Find each line holding "مورخین" and copy it out.

Recorded data
+++

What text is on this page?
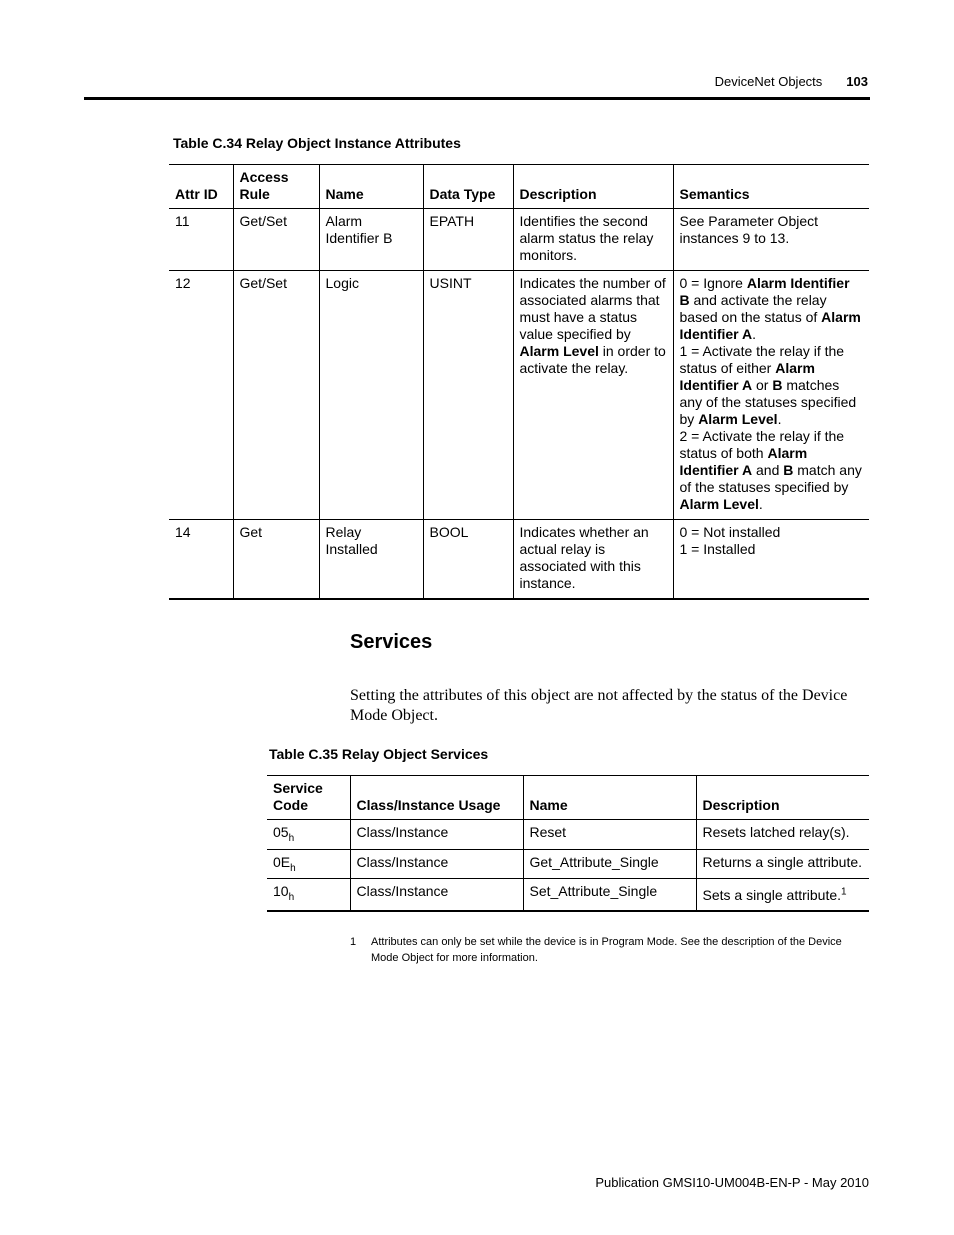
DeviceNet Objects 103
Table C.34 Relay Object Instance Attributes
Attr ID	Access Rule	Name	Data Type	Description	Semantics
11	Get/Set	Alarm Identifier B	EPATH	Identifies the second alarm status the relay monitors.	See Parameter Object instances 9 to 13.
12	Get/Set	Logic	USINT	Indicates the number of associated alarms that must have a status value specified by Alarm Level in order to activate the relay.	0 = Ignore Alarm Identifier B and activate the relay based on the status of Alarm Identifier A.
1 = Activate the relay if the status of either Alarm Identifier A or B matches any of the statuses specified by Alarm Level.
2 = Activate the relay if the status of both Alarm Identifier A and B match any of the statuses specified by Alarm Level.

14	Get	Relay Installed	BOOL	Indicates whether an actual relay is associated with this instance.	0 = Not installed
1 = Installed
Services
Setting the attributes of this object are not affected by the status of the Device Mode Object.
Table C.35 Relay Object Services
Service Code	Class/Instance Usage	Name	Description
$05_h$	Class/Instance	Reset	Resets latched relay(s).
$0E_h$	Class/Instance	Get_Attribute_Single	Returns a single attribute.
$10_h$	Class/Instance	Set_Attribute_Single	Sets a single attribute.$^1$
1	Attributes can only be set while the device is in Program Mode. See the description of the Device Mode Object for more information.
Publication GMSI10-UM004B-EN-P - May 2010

+++

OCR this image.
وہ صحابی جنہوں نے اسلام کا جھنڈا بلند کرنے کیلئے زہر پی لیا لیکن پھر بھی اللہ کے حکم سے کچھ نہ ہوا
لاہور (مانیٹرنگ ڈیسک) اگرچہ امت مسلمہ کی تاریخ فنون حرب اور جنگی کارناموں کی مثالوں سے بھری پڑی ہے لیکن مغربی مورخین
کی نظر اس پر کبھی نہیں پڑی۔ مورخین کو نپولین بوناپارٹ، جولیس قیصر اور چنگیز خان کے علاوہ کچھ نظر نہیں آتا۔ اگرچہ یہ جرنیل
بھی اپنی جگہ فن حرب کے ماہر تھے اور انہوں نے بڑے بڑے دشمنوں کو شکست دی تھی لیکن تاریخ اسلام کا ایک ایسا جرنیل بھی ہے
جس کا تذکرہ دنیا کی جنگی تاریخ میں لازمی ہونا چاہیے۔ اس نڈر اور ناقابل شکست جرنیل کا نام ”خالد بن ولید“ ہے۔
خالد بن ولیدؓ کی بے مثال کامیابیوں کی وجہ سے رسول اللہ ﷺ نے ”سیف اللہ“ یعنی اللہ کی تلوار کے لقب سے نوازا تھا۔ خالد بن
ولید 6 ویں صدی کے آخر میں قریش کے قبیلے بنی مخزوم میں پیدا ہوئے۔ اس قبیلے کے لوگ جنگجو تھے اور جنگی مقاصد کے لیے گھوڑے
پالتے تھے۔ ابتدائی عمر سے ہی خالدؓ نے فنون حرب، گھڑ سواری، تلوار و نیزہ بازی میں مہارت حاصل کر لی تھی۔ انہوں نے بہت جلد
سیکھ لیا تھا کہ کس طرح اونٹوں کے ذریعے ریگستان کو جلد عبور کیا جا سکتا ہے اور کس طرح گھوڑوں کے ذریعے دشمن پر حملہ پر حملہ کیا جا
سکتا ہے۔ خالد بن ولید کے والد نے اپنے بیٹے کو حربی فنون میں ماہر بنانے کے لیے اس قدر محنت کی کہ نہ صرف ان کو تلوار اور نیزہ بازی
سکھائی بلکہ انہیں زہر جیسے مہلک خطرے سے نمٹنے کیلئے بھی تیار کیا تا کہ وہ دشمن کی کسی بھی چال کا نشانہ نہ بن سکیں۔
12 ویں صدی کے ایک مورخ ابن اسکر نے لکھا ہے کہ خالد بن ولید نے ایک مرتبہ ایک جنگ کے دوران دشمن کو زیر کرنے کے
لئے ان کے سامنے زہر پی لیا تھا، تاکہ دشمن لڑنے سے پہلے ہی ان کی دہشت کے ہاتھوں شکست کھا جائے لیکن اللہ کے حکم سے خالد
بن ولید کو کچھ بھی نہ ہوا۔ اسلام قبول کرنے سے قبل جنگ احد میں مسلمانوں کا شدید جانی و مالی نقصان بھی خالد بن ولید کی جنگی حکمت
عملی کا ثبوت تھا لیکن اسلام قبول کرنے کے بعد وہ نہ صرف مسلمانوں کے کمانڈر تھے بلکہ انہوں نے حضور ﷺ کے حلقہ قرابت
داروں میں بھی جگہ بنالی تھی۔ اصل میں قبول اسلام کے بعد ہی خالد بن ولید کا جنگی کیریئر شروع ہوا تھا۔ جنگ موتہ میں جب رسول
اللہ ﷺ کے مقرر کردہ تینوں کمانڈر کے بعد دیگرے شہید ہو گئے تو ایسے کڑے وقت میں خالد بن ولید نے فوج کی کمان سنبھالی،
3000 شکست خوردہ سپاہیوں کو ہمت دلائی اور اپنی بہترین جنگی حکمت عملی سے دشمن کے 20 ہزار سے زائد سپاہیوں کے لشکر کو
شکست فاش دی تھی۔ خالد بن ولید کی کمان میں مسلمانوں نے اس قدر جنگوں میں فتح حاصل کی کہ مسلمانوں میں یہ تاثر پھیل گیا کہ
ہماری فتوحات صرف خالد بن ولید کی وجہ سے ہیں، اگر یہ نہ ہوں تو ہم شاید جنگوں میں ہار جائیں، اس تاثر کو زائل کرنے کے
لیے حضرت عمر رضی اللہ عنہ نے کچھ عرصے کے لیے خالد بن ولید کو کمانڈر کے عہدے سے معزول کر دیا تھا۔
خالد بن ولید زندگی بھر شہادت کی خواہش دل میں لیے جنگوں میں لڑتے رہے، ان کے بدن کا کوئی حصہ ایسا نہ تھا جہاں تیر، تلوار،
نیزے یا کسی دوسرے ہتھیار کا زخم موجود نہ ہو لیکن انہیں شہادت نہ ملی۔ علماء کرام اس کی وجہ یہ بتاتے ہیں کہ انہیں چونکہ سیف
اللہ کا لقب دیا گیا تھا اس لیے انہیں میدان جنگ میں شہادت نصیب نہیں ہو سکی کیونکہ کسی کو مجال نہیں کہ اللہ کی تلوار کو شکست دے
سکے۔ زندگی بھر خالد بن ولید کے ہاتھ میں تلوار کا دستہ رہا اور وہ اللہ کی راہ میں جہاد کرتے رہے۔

+++

THE ANSWER>
لاہور (مانیٹرنگ ڈیسک) اگرچہ امت مسلمہ کی تاریخ فنون حرب اور جنگی کارناموں کی مثالوں سے بھری پڑی ہے لیکن مغربی مورخین
کی نظر اس پر کبھی نہیں پڑی۔ مورخین کو نپولین بوناپارٹ، جولیس قیصر اور چنگیز خان کے علاوہ کچھ نظر نہیں آتا۔ اگرچہ یہ جرنیل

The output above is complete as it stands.